start

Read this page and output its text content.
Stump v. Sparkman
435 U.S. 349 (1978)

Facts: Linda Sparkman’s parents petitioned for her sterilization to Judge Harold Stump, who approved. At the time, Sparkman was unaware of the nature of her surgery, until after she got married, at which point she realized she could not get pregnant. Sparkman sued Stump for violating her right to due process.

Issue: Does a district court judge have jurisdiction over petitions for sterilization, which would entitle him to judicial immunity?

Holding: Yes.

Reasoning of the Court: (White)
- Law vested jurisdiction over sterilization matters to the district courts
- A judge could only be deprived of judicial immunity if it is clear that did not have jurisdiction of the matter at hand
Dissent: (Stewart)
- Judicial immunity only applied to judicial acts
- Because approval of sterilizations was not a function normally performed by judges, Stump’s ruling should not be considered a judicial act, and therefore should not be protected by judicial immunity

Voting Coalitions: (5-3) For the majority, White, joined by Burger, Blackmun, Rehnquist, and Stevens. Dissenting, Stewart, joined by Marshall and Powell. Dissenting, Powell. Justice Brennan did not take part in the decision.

end
start

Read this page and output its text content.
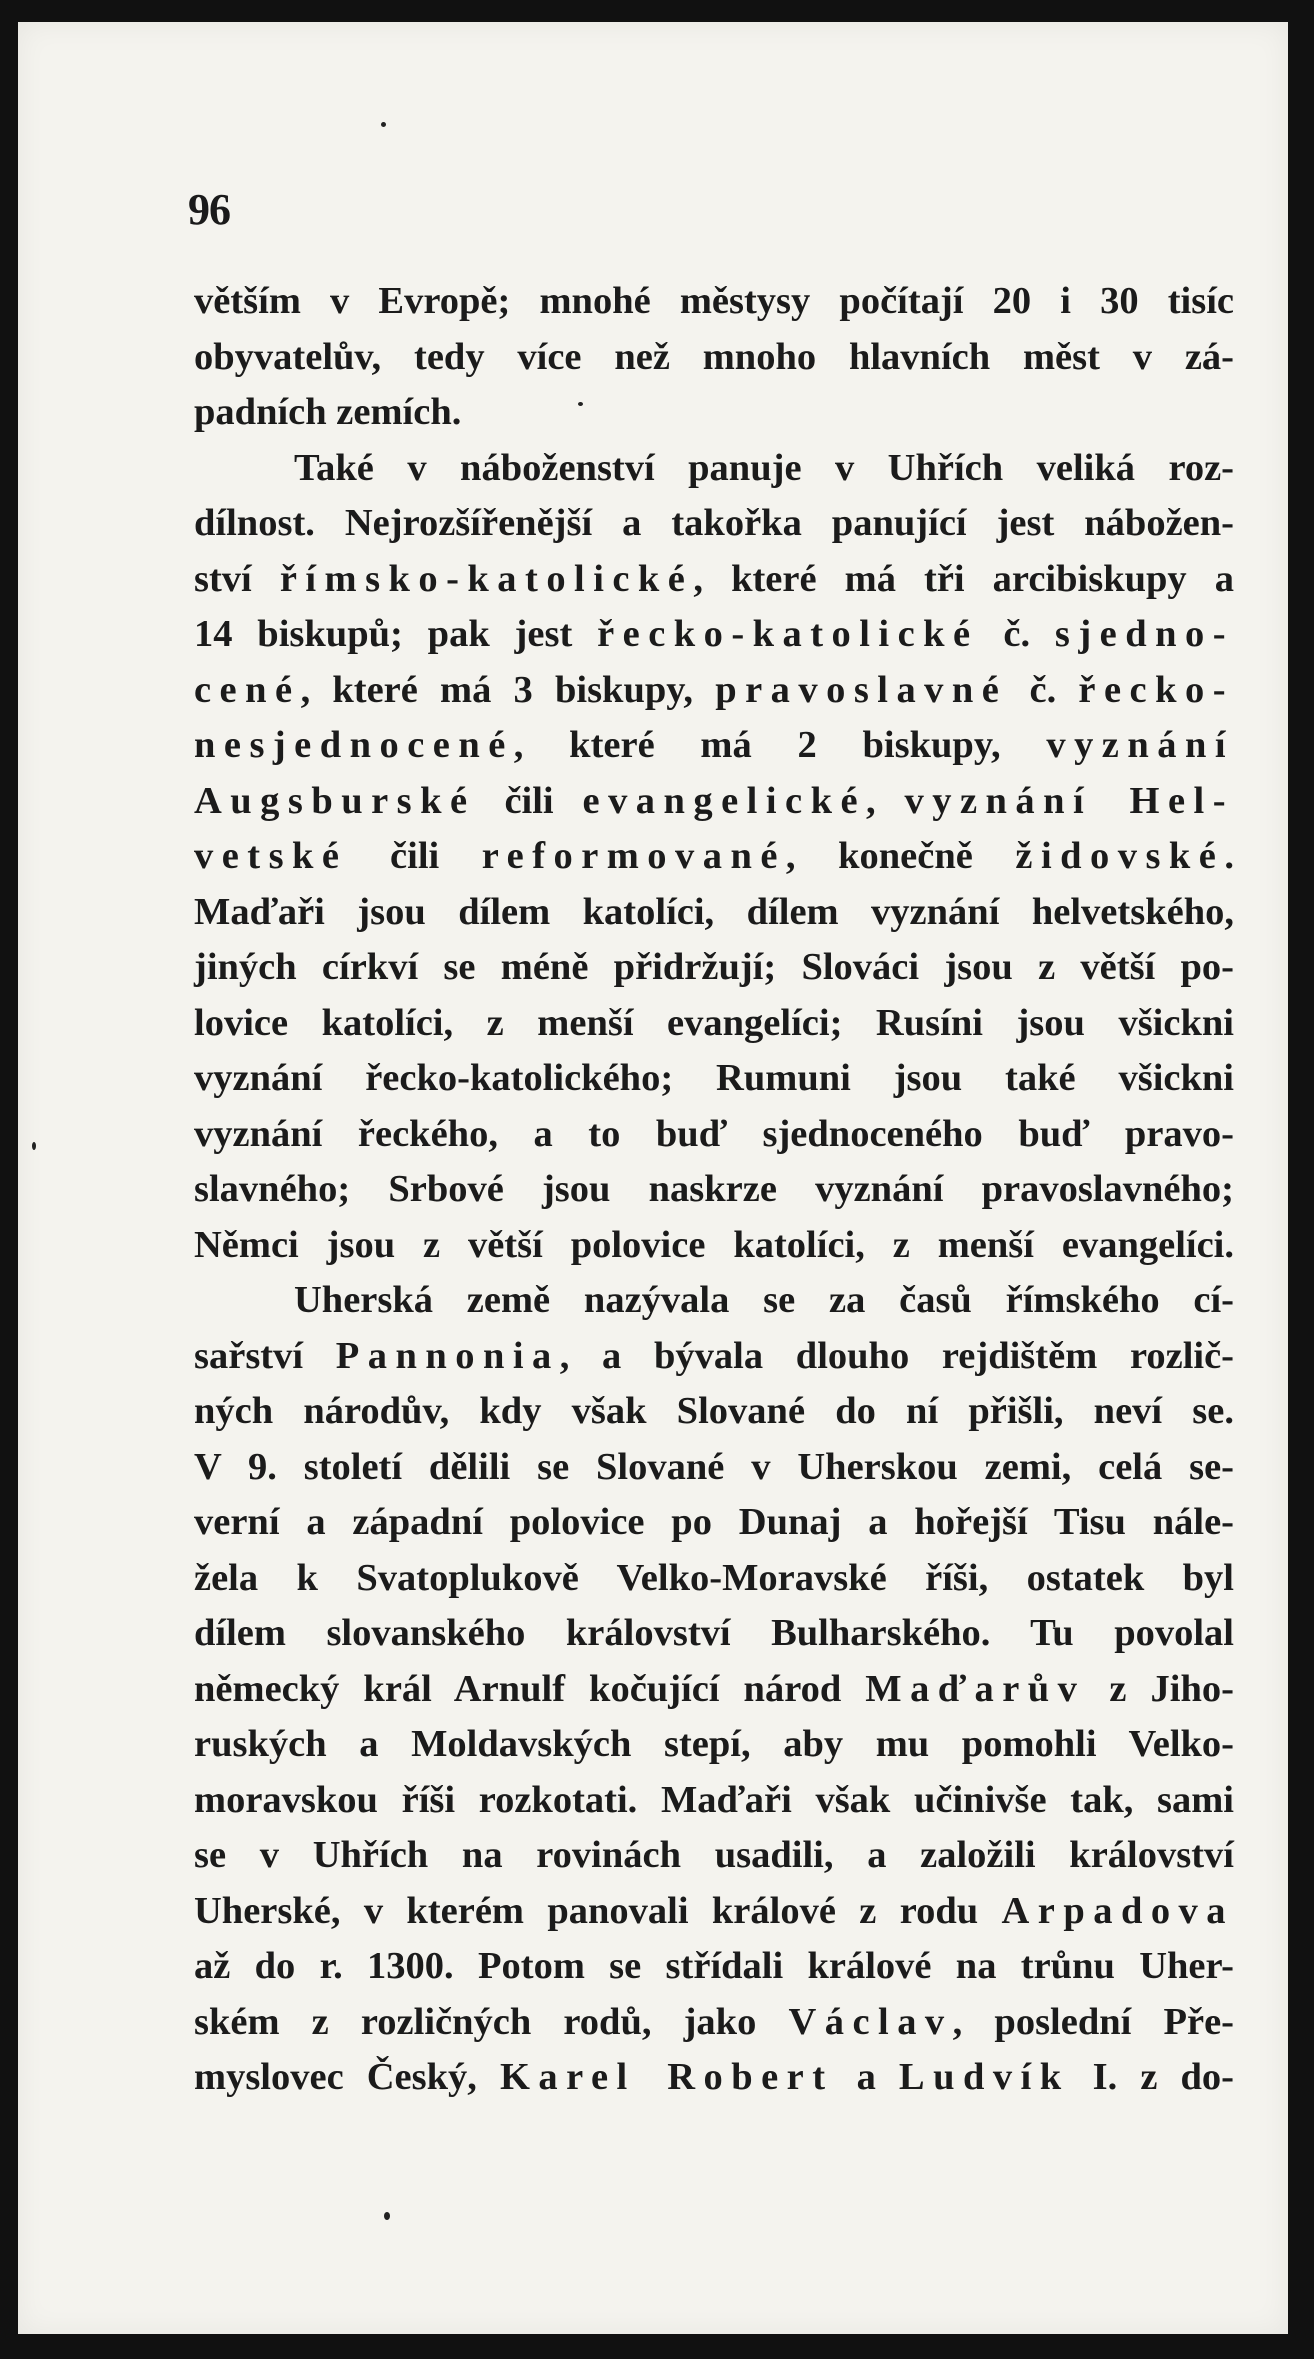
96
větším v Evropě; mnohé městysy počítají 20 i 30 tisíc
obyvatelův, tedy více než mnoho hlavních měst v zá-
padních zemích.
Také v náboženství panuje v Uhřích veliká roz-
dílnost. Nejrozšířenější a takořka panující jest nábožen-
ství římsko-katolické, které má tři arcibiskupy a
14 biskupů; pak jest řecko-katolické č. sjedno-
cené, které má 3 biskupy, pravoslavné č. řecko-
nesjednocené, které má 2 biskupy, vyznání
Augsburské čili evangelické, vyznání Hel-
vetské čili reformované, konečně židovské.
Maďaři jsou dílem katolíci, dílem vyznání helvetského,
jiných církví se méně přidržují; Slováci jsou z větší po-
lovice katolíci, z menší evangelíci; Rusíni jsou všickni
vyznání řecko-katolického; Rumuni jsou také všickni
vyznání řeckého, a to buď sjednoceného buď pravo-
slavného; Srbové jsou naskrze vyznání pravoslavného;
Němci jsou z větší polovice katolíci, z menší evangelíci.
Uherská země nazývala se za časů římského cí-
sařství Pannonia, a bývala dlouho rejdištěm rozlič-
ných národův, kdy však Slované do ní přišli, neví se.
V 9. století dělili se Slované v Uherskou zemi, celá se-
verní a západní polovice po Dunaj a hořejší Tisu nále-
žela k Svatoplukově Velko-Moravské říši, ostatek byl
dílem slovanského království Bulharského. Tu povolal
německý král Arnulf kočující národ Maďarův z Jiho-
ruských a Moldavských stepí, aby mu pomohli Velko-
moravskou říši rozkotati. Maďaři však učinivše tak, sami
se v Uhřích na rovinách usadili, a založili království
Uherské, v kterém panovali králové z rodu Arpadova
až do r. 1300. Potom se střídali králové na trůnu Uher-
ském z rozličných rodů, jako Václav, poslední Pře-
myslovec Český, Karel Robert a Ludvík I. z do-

end

* [REQUIRED TASK] Every line that holds the word "Maďaři" should be extracted.

* [ANSWER BELOW]
Maďaři jsou dílem katolíci, dílem vyznání helvetského,
moravskou říši rozkotati. Maďaři však učinivše tak, sami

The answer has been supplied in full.